- PROBLEM REQUIREMENTS
For every line in the records that has the word "grid", make a copy.

----- RECORD EXTRACTS -----

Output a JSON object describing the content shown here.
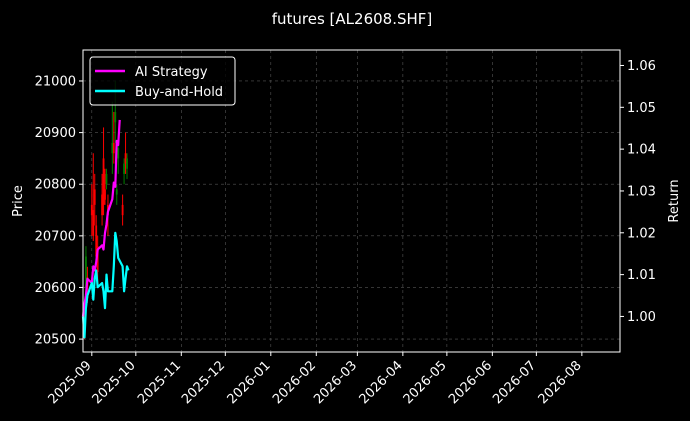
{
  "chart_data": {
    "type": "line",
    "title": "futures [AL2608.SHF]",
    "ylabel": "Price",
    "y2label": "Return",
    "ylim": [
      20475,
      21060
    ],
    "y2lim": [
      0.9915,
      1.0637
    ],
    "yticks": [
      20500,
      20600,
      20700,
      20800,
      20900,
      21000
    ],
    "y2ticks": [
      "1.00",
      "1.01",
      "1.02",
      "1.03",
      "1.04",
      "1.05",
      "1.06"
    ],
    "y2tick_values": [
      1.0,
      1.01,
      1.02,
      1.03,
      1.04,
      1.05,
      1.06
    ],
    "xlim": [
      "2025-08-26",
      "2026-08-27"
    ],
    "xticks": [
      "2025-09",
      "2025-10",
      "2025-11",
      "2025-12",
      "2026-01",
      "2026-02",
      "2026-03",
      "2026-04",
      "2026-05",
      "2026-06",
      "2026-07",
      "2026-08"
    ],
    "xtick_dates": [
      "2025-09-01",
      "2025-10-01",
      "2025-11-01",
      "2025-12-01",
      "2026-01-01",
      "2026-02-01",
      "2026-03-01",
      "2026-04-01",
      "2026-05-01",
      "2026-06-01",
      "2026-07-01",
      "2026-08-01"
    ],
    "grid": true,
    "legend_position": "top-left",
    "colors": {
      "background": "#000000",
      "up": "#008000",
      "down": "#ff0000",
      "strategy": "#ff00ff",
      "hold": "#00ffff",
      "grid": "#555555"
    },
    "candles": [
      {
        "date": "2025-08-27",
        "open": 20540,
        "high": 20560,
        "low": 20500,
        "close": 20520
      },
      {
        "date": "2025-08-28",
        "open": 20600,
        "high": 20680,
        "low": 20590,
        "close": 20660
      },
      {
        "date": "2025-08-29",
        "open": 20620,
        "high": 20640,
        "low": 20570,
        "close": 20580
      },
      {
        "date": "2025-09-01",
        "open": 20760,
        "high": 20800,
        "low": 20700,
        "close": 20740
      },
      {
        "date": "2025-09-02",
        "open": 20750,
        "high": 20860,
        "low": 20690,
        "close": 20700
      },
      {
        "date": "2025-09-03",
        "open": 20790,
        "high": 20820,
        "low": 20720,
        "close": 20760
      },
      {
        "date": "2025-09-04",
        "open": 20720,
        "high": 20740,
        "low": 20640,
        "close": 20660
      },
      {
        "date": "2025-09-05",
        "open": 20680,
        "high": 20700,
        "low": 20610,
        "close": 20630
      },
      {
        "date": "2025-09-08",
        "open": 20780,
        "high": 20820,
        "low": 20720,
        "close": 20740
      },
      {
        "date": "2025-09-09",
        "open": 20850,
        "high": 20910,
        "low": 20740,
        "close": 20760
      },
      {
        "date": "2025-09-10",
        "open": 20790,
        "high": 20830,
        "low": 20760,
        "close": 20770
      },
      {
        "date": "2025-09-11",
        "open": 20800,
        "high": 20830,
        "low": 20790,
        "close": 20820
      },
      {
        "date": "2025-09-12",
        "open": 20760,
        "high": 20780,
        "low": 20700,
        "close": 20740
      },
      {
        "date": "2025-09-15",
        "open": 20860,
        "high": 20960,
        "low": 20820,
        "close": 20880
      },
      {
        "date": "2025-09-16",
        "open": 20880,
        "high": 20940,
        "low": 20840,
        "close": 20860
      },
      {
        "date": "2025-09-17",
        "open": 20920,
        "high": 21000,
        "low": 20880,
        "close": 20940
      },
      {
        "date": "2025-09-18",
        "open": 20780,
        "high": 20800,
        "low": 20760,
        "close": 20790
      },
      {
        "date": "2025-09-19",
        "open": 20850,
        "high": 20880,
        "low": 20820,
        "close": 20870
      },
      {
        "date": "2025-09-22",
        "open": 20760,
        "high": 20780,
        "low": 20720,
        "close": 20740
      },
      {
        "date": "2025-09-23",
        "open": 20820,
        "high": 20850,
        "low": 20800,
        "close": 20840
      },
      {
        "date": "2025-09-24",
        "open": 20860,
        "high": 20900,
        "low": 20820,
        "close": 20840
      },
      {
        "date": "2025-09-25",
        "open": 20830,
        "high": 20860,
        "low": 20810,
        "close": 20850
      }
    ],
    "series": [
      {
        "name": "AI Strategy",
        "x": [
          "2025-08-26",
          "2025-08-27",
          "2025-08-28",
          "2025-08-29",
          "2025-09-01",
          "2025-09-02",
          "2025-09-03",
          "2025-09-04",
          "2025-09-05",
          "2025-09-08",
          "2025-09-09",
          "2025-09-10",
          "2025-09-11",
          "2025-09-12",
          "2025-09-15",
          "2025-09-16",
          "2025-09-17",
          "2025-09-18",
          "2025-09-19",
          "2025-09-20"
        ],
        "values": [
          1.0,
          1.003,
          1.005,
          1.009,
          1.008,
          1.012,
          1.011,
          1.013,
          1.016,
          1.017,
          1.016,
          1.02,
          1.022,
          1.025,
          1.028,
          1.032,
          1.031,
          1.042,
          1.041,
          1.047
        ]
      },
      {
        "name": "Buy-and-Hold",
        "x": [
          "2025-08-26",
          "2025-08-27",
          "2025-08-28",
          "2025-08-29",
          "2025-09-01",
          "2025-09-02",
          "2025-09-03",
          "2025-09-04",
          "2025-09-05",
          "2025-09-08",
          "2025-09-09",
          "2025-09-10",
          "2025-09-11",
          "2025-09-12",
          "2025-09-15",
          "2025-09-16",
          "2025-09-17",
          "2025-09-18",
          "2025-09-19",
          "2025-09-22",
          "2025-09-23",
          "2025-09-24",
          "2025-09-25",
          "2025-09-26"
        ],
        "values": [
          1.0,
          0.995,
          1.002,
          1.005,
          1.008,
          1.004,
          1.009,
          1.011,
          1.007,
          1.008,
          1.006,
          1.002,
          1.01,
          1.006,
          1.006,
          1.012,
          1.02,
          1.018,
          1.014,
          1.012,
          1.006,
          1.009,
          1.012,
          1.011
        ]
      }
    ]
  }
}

-----
----- RECORD EXTRACTS -----

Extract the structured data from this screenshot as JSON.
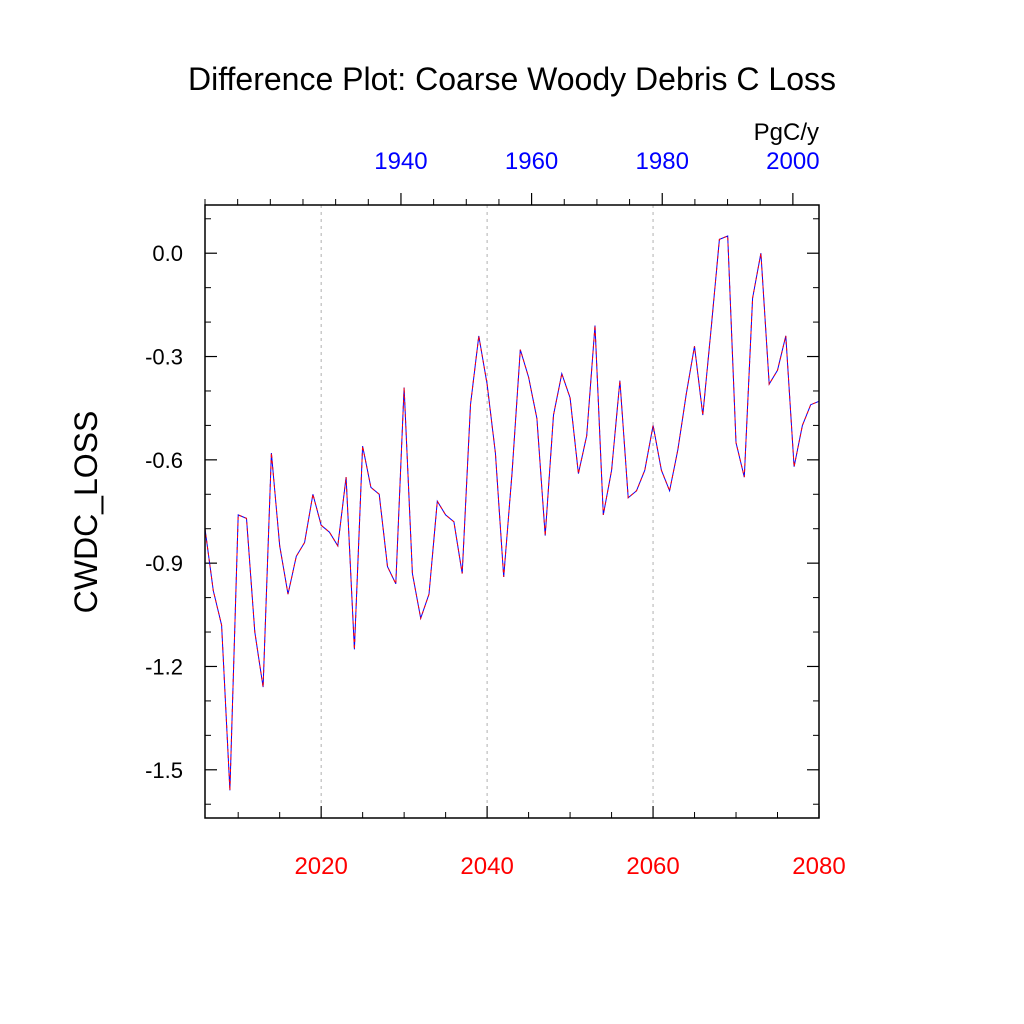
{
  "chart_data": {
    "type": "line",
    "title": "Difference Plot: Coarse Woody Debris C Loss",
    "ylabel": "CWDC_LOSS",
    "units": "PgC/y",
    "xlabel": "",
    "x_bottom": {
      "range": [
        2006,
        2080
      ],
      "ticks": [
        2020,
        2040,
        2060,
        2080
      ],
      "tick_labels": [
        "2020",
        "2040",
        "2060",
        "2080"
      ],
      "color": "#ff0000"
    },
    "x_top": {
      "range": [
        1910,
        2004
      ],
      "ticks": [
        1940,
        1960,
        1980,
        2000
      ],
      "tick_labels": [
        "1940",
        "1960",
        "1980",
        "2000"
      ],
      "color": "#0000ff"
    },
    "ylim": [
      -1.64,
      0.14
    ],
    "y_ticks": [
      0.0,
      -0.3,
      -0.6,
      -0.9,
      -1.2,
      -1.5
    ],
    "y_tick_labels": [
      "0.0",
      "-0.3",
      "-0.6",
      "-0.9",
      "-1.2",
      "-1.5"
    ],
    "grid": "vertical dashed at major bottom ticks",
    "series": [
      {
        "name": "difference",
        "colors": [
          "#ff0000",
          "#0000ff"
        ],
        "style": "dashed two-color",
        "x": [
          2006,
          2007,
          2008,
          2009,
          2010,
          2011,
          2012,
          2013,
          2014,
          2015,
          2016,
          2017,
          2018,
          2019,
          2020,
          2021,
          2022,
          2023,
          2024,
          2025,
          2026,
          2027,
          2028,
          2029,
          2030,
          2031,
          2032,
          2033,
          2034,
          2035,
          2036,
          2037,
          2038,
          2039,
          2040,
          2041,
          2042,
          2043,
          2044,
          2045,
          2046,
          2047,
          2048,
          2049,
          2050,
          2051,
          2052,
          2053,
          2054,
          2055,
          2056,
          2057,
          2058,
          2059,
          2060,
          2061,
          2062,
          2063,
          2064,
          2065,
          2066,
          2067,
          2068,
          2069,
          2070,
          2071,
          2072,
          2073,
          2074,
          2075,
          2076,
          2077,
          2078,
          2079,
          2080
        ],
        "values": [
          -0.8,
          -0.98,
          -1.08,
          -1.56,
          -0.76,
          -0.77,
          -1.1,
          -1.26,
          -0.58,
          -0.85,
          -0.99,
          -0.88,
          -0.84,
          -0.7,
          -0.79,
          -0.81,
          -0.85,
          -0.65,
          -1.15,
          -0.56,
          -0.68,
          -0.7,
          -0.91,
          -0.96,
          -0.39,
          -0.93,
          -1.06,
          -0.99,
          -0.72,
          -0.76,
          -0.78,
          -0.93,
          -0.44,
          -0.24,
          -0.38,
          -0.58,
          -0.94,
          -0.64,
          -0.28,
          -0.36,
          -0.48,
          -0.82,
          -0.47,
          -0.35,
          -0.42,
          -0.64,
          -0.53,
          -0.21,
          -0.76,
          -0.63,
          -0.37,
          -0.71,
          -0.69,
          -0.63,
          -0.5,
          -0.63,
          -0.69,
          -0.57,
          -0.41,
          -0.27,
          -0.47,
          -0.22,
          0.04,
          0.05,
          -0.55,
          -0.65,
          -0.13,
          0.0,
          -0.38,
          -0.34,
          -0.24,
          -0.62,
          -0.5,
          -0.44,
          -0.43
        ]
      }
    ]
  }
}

-----
----- RECORD EXTRACTS -----

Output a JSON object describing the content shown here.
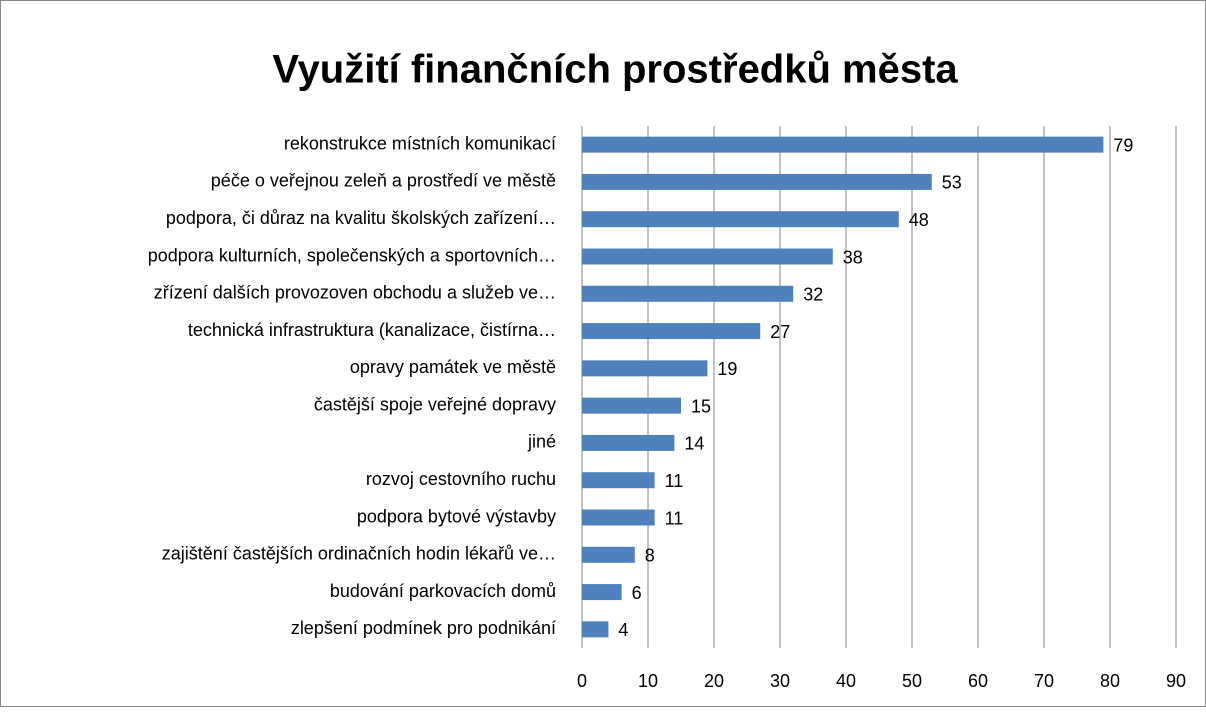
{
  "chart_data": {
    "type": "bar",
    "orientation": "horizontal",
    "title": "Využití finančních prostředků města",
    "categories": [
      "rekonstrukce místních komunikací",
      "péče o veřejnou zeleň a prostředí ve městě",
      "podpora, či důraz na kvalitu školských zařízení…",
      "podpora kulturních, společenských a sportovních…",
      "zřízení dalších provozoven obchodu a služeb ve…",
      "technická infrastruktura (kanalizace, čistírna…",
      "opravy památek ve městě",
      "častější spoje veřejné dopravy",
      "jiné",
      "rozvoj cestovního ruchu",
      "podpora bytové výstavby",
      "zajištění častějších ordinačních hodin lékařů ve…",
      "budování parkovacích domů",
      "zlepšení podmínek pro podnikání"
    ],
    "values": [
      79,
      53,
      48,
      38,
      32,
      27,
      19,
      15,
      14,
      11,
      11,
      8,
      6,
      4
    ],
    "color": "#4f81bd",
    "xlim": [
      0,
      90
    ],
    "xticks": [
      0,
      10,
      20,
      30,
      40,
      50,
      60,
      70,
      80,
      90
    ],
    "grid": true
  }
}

-----

- RESPONSE
    "grid": true,
      "grid": "#555555"
    "grid": "vertical dashed at major bottom ticks",
    "grid": true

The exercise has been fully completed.